**Short exercise:** Check each line of the material below for the string "Photo", then report how many lines have it, and nothing else.

Dataset rows:
--- begin ---

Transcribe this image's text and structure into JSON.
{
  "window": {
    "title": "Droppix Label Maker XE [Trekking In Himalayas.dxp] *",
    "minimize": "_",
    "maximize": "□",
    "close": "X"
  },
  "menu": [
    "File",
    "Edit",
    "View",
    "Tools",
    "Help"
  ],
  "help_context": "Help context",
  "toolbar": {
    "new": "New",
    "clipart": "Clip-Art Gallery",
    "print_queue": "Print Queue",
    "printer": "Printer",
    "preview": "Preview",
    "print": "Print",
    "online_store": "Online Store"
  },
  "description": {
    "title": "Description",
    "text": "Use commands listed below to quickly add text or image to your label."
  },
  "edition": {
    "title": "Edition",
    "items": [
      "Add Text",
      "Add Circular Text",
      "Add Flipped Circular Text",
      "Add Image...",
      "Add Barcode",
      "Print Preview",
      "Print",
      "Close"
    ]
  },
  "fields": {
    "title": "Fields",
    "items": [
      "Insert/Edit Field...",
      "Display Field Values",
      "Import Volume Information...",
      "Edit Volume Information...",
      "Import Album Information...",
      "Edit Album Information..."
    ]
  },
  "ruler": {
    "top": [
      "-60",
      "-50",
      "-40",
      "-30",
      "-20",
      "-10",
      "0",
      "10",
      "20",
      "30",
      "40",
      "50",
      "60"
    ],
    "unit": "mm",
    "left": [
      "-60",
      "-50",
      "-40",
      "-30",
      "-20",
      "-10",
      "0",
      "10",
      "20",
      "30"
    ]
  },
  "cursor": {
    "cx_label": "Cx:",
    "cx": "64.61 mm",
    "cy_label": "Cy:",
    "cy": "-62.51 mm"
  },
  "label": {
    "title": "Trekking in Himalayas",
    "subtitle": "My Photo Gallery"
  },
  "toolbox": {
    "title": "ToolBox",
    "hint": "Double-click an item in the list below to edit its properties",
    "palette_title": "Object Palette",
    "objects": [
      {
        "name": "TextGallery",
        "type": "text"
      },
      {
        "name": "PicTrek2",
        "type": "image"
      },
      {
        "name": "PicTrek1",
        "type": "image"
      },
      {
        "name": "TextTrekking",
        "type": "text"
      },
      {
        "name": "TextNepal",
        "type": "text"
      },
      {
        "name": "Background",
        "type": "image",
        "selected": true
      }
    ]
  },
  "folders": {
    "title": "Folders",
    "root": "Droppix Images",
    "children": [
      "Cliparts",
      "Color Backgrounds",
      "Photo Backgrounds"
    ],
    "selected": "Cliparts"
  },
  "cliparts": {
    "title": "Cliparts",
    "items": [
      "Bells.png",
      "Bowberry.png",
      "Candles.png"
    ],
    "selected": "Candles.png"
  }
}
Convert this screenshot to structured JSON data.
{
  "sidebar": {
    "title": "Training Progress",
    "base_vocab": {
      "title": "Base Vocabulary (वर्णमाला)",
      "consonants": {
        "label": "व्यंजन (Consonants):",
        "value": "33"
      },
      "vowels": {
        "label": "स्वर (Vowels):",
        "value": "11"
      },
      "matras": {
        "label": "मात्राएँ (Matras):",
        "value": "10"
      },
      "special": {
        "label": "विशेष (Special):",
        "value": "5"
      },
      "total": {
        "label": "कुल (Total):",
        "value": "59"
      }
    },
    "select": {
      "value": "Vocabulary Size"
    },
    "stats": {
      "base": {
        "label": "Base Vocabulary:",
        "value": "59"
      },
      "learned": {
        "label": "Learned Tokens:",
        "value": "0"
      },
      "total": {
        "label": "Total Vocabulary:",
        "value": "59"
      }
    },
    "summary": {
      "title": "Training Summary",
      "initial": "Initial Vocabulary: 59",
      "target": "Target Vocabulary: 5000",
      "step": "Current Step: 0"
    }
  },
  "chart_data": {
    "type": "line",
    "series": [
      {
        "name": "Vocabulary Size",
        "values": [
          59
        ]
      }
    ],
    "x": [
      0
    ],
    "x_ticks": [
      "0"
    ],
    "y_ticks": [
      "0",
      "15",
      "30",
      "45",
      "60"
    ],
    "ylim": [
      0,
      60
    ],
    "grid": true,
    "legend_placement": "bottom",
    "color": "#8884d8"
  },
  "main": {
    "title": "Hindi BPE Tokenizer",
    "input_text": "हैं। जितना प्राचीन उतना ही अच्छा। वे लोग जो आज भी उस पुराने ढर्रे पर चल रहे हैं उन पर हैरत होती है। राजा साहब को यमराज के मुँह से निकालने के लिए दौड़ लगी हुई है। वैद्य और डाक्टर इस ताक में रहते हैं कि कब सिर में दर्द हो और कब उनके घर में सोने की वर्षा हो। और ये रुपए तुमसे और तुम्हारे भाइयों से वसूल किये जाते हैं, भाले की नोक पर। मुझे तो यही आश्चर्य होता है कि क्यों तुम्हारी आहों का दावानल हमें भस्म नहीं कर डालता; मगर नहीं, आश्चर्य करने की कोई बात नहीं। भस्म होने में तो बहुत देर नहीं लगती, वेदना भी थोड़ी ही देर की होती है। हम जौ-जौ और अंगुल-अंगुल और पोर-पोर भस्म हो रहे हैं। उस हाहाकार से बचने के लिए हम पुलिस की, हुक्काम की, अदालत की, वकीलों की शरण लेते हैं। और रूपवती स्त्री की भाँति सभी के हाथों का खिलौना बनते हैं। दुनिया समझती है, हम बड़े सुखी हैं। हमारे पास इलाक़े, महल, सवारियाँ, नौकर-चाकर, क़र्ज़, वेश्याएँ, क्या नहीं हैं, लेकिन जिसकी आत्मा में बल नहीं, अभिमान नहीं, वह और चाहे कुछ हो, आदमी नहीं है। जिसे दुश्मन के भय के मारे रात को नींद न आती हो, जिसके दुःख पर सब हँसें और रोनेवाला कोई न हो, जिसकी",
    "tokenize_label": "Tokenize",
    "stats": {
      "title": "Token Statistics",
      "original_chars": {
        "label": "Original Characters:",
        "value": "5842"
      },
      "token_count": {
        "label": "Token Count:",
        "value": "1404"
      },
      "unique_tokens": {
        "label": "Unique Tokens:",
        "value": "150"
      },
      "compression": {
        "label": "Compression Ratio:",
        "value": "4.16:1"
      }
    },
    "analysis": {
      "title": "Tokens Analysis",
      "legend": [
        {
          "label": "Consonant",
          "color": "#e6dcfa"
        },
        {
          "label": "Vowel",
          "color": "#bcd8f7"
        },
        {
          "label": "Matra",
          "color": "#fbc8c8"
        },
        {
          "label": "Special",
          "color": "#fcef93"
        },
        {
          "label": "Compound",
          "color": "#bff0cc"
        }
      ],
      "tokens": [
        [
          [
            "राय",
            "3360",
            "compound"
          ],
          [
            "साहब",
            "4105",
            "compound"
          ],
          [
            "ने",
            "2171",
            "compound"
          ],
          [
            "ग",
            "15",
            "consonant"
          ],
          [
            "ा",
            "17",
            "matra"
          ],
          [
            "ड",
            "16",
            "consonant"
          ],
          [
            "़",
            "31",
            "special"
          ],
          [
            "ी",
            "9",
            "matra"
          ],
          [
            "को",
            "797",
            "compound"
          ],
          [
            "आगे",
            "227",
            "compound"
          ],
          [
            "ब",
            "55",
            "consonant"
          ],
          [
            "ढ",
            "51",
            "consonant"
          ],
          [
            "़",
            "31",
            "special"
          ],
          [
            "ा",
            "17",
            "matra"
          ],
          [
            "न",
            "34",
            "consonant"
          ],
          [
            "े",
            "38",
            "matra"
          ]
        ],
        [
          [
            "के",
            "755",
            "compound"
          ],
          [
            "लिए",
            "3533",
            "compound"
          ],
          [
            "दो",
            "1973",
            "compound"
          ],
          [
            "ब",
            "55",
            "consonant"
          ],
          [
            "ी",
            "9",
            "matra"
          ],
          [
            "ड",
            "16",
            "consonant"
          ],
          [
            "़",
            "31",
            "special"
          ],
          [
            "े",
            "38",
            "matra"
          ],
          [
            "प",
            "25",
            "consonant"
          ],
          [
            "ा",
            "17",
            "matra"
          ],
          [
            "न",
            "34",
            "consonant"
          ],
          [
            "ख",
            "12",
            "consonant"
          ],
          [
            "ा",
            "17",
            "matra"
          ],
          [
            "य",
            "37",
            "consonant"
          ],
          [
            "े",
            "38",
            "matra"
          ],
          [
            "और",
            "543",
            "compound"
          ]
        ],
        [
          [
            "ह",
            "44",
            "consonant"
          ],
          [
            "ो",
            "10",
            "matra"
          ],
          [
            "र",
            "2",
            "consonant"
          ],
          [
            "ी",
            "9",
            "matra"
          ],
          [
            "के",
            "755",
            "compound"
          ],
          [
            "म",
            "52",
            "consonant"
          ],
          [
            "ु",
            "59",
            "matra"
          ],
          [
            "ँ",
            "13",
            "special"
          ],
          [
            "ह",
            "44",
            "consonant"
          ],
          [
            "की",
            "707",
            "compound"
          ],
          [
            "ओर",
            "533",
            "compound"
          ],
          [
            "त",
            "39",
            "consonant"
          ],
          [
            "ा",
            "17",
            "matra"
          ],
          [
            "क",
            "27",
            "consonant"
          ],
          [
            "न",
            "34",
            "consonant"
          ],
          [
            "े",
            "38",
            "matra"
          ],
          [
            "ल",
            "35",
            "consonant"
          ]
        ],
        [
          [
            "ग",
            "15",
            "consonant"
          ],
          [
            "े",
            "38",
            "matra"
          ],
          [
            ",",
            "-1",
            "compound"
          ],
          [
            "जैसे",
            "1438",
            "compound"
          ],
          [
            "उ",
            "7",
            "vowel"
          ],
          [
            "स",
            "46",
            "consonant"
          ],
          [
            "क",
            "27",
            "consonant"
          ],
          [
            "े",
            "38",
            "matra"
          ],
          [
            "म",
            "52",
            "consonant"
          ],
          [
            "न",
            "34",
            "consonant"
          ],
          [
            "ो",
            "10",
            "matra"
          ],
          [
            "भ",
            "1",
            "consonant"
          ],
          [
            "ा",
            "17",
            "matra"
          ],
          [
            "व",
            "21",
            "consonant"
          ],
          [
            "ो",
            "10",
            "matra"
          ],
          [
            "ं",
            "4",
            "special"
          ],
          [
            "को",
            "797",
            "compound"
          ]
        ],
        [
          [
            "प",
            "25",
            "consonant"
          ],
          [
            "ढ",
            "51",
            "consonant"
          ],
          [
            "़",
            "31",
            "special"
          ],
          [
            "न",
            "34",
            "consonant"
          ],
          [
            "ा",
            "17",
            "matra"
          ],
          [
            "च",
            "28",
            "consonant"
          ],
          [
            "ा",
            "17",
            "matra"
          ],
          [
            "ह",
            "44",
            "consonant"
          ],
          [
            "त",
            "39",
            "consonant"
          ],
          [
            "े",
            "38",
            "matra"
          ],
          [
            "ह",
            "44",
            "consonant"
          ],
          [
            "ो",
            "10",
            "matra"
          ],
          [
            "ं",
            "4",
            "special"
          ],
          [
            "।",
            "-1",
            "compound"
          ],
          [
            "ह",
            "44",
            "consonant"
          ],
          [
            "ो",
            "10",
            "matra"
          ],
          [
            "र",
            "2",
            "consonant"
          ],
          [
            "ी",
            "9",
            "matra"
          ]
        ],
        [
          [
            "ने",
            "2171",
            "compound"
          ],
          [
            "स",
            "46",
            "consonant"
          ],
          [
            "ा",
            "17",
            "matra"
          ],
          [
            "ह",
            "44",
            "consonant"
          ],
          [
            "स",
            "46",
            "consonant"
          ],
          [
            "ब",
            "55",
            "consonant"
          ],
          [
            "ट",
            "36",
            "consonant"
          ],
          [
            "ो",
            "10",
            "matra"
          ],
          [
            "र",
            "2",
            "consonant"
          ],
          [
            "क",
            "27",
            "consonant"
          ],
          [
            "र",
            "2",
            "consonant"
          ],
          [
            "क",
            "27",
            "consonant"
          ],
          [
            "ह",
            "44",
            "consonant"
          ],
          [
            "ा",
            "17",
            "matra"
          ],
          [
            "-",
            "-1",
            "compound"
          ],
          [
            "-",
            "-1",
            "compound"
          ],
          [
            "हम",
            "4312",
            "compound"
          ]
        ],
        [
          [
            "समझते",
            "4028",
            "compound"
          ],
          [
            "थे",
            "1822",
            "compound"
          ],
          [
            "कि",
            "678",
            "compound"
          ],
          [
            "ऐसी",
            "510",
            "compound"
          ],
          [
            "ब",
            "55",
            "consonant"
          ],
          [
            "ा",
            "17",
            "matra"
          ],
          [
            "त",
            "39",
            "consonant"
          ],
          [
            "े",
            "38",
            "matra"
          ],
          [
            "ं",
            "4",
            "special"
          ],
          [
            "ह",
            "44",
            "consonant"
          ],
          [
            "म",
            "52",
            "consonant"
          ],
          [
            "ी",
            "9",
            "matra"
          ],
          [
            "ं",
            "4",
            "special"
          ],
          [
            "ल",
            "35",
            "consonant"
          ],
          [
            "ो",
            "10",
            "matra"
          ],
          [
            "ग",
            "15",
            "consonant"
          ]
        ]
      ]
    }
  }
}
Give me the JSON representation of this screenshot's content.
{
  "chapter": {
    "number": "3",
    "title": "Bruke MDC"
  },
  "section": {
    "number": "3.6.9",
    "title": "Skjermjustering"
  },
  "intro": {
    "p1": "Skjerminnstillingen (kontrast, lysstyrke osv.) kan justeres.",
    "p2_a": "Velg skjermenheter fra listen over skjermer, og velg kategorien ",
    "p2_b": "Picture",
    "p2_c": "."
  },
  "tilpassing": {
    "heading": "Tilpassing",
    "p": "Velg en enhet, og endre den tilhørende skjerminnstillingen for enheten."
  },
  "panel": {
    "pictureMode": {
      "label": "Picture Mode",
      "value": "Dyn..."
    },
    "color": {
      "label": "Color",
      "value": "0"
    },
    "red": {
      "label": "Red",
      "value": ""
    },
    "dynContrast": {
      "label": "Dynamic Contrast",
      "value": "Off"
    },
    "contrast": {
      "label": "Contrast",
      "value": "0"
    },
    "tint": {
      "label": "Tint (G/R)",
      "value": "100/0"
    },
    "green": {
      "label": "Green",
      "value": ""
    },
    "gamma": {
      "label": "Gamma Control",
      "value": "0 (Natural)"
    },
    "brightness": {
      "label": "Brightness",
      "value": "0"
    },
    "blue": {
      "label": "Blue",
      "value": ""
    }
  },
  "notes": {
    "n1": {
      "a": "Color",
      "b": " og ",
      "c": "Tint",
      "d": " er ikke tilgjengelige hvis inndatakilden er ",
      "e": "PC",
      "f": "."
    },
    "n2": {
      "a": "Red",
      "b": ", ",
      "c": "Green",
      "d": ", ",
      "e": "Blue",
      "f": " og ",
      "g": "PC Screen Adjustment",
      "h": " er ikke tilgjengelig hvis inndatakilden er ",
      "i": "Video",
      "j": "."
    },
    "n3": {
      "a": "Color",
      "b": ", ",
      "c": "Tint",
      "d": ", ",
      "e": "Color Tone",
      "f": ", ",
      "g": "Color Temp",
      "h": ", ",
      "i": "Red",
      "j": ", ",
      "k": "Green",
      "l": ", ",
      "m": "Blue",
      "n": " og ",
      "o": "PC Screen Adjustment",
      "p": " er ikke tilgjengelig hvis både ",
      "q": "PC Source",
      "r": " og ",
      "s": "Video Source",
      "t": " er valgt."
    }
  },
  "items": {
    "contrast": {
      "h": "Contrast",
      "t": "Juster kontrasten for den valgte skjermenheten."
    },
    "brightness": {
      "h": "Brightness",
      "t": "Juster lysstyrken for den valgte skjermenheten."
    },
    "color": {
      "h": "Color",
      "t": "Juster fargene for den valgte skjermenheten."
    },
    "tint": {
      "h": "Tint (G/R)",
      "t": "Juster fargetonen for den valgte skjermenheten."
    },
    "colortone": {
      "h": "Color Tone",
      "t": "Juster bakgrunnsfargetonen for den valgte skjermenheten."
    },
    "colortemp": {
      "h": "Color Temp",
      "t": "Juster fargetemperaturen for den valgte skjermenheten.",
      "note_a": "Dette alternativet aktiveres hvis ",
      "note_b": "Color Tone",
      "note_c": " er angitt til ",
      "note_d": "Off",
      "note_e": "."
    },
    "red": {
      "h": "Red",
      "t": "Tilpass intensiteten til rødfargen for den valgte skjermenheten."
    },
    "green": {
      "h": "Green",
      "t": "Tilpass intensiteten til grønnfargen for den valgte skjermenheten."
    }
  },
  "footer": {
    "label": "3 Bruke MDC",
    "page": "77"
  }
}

--- end ---

**Written solution:** 2